* begin *
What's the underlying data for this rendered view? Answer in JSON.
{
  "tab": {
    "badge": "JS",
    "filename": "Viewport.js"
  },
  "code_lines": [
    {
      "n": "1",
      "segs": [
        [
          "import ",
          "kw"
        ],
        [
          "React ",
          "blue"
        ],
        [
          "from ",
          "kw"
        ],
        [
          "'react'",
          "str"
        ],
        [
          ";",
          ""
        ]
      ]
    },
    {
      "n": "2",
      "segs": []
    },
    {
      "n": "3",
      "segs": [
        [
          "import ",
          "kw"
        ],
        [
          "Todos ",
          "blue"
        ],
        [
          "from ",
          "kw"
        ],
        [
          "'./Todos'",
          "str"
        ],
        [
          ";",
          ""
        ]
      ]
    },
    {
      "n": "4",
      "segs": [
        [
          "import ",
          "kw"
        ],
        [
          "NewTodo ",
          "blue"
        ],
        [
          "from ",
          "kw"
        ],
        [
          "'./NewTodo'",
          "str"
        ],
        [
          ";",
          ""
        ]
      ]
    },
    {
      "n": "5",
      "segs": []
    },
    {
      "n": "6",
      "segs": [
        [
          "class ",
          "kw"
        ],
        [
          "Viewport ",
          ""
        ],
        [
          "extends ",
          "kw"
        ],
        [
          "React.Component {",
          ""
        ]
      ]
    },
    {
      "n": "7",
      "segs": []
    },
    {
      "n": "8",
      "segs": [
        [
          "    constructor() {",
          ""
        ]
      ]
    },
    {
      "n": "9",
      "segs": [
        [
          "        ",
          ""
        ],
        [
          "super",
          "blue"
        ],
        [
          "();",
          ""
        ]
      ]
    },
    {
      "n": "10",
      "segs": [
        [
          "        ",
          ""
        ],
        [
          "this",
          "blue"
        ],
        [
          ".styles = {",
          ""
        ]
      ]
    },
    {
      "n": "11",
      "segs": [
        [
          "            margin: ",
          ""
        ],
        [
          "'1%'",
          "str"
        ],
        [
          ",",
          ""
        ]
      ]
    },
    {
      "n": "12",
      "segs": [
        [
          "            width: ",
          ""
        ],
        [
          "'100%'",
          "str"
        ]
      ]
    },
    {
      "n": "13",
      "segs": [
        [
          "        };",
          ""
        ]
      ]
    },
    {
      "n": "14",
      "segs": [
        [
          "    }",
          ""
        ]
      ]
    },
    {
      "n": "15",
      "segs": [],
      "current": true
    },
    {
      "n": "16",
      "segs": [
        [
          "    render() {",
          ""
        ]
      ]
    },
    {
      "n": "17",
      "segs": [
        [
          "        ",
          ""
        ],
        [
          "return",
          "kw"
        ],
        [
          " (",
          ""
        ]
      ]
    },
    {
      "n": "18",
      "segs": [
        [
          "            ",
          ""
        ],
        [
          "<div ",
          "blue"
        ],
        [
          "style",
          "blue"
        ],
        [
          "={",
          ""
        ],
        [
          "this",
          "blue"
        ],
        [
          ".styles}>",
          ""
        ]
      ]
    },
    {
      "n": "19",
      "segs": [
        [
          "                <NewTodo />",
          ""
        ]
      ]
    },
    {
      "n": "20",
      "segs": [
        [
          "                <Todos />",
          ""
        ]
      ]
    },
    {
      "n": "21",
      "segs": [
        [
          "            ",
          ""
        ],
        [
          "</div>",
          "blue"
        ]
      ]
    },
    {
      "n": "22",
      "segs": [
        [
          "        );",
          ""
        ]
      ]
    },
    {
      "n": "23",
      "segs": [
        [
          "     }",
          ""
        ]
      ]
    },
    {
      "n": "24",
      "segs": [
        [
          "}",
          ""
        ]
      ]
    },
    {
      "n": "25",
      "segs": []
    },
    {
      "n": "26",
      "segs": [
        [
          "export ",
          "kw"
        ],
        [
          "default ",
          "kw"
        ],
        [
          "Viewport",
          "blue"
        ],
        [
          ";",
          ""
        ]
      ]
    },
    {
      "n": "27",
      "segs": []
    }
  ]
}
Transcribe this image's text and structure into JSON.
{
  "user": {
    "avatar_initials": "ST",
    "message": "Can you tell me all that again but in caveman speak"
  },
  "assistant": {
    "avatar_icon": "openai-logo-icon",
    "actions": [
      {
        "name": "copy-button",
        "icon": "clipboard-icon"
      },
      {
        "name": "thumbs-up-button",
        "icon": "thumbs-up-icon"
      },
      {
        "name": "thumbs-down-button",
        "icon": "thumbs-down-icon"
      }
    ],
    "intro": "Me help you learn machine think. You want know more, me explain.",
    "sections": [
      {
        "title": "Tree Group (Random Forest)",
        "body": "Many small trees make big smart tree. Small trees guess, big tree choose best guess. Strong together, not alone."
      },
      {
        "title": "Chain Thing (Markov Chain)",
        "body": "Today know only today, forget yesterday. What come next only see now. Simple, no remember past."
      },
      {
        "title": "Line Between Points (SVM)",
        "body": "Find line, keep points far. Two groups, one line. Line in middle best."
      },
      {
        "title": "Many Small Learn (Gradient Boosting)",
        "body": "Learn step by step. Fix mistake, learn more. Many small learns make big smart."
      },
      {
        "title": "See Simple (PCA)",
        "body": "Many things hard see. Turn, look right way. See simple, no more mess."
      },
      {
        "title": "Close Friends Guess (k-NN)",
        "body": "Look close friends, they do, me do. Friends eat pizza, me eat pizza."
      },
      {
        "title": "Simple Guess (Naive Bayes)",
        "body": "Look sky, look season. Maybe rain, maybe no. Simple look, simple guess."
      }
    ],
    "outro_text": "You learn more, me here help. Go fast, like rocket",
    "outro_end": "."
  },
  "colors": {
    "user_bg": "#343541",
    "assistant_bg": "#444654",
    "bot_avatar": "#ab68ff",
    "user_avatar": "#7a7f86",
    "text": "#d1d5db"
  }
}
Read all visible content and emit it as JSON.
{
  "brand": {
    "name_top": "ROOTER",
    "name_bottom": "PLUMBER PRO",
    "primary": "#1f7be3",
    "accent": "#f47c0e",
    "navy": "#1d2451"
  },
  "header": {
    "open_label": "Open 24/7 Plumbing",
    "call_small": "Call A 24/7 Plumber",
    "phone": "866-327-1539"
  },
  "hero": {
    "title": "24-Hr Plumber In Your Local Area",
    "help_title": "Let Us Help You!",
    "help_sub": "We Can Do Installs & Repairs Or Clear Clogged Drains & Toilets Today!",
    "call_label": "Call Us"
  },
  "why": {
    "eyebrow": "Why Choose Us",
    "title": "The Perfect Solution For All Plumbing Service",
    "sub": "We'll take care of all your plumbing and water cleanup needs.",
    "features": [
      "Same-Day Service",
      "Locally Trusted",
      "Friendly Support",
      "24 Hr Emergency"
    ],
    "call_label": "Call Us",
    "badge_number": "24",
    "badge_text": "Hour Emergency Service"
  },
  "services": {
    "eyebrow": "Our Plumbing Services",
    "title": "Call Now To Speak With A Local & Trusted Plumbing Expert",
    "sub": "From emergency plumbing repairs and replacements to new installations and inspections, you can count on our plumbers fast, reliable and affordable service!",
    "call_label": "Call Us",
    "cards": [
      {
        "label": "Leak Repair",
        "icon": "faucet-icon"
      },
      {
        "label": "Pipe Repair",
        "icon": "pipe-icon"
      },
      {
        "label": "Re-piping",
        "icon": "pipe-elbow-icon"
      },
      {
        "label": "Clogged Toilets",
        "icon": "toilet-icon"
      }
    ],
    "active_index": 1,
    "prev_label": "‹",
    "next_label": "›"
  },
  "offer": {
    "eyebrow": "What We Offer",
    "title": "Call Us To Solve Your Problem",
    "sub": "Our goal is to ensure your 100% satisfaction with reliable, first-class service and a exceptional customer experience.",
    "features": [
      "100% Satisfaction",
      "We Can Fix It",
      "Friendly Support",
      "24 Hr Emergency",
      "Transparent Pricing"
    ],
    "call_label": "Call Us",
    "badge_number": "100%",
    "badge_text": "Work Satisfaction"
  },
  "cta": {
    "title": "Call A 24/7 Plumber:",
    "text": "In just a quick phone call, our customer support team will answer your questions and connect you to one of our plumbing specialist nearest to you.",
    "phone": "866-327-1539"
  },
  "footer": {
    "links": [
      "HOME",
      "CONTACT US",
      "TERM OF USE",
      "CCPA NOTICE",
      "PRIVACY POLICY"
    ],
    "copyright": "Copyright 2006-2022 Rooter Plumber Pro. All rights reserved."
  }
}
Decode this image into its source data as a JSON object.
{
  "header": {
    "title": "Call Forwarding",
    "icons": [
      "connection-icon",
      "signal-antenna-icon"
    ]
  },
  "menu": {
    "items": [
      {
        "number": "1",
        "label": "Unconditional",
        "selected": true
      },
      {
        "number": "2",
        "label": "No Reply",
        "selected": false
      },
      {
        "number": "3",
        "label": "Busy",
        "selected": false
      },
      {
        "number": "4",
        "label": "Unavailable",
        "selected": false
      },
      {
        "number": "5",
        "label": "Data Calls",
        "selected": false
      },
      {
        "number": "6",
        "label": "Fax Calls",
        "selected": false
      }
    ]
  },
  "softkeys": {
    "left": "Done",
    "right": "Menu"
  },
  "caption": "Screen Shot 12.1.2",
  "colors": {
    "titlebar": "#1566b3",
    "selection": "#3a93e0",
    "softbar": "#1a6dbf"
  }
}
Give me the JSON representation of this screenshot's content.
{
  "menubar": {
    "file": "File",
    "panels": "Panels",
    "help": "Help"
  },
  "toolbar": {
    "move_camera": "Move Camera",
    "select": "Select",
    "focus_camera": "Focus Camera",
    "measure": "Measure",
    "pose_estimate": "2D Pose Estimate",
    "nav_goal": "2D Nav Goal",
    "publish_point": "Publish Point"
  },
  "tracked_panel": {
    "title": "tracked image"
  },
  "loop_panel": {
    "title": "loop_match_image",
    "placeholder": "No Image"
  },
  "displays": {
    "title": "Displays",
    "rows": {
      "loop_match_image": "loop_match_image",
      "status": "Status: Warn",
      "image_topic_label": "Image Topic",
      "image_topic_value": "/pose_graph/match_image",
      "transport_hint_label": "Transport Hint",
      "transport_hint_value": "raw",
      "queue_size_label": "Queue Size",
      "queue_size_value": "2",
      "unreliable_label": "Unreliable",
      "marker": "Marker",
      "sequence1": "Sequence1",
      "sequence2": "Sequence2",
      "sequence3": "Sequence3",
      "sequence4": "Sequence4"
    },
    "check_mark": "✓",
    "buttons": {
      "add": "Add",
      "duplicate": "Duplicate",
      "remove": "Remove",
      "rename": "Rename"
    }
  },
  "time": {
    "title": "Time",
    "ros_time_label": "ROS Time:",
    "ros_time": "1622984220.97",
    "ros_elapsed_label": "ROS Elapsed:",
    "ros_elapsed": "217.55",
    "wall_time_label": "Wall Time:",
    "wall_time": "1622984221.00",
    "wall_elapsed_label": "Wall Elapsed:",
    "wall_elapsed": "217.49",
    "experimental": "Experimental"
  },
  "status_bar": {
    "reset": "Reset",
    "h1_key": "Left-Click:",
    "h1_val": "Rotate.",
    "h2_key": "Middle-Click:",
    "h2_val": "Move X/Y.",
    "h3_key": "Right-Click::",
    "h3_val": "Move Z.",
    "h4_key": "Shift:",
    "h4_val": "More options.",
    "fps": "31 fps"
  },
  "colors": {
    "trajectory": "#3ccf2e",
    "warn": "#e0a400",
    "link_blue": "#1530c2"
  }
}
* end *
* **PROBLEM**: Which lines contain the word "Viewport"? Copy each of them.

* **ANSWER TO THE EXERCISE**:
    "filename": "Viewport.js"
          "Viewport ",
          "Viewport",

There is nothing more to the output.